Tasks for this exercise.
1. According to the article on the physician shortage, how many people lived in mental health HPSAs as of September 30, 2009?
2. List every topic that the article on the physician shortage suggests thinking about when formulating interview questions.

Career Resources articles posted on NEJM CareerCenter are produced by freelance health care writers as an advertising service of the publishing division of the Massachusetts Medical Society and should not be construed as coming from the New England Journal of Medicine, nor do they represent the views of the New England Journal of Medicine or the Massachusetts Medical Society.
By Thomas Crawford, MBA, FACHE, faculty, Department of Urology, College of Medicine, and affiliate faculty, Department of Health Services Research, Management and Policy, College of Public Health and Health Professions, University of Florida, and Samantha Azadian, student, University of Florida
You are a scarce commodity. This simplistic assertion has been captured quantitatively through numerous forecasts that predict a growing chasm between the current quantity of physicians (all specialties) and the growing aggregate demand for health care services. Additionally, it should be noted that this issue compounds as the baby boom demographic continues to age and, subsequently, consumes an unprecedented amount of the health care resources. This assertion is currently manifesting in the primary care and mental health specialties, leading the U.S. Department of Health and Human Services’ Health Resources and Services Administration (HRSA) to designate health professional shortage areas (HPSA) and create various federal incentives, such as grants and discounted pharmaceuticals, for practicing within these identified communities. The following data highlights the magnitude of the current dilemma:
As of September 30, 2009, there were
6,204 primary care HPSAs with 65 million people living in them. It would take 16,643 practitioners to meet their need for primary care providers (a population to practitioner ratio of 2,000:1).
3,291 mental health HPSAs with 80 million people living in them. It would take 5,338 practitioners to meet their need for mental health providers (a population to practitioner ratio of 10,000:1)1
The national shortage of physicians that fosters intensive recruitment, growing underserved areas, and federal interventions will deepen over the next 10 to 15 years. Nevertheless, understanding your status as a scarce commodity in constant demand leaves maintaining a work-life balance completely up to you. Based on this premise and before searching for your next position, it is imperative that you and, if applicable, your significant other, create a single ascending list of personal and professional priorities. However, in health care, you cannot have a professional priority that does not affect your personal life and vice versa. For example, call coverage (emergency department and practice) will affect the time you have available for your family, and the local hospital’s medical staff bylaws may determine where you can live and where you send your children to school. Your list will also help you formulate interview questions (think in terms of call coverage requirements, loan forgiveness, sign-on bonus, and geographic restrictions).

Records shown.
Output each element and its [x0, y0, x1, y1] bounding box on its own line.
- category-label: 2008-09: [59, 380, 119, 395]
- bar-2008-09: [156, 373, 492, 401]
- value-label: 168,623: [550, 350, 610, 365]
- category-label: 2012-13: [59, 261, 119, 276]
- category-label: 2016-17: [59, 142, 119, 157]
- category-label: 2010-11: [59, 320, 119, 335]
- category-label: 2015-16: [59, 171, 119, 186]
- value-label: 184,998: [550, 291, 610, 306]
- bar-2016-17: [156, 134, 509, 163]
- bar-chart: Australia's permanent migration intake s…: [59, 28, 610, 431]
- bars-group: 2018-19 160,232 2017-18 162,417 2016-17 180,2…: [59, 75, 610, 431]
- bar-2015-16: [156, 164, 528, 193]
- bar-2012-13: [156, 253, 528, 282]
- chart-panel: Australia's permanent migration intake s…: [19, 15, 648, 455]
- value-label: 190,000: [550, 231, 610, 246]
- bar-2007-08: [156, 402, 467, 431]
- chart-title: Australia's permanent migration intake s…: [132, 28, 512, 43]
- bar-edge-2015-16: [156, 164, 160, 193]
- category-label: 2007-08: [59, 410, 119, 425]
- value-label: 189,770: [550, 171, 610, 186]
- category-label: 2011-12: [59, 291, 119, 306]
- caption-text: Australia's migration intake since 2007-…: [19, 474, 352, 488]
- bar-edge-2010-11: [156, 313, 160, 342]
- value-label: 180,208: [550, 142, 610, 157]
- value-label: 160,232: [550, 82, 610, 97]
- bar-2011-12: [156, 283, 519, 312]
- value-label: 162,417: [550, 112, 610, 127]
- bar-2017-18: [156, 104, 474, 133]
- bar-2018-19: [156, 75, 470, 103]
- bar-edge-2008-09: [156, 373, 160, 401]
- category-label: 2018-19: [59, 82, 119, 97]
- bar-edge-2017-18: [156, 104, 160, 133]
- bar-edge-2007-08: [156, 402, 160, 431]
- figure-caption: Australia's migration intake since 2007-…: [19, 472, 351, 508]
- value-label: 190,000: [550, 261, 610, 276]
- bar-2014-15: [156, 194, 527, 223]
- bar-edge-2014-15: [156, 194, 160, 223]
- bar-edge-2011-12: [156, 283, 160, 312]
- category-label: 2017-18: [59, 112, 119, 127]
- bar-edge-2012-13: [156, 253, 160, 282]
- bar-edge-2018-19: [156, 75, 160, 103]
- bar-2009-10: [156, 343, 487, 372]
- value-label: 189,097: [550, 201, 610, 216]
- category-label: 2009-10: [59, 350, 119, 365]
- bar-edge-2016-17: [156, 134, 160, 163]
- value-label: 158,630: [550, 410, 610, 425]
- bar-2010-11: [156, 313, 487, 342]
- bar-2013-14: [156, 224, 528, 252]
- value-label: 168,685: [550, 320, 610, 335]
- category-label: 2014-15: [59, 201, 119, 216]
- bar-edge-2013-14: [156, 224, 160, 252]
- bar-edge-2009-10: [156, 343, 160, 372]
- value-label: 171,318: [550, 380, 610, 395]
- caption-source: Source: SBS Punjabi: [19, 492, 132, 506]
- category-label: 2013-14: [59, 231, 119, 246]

Task answers.
1. 80 million people

2.
- Call coverage requirements
- Loan forgiveness
- Sign-on bonus
- Geographic restrictions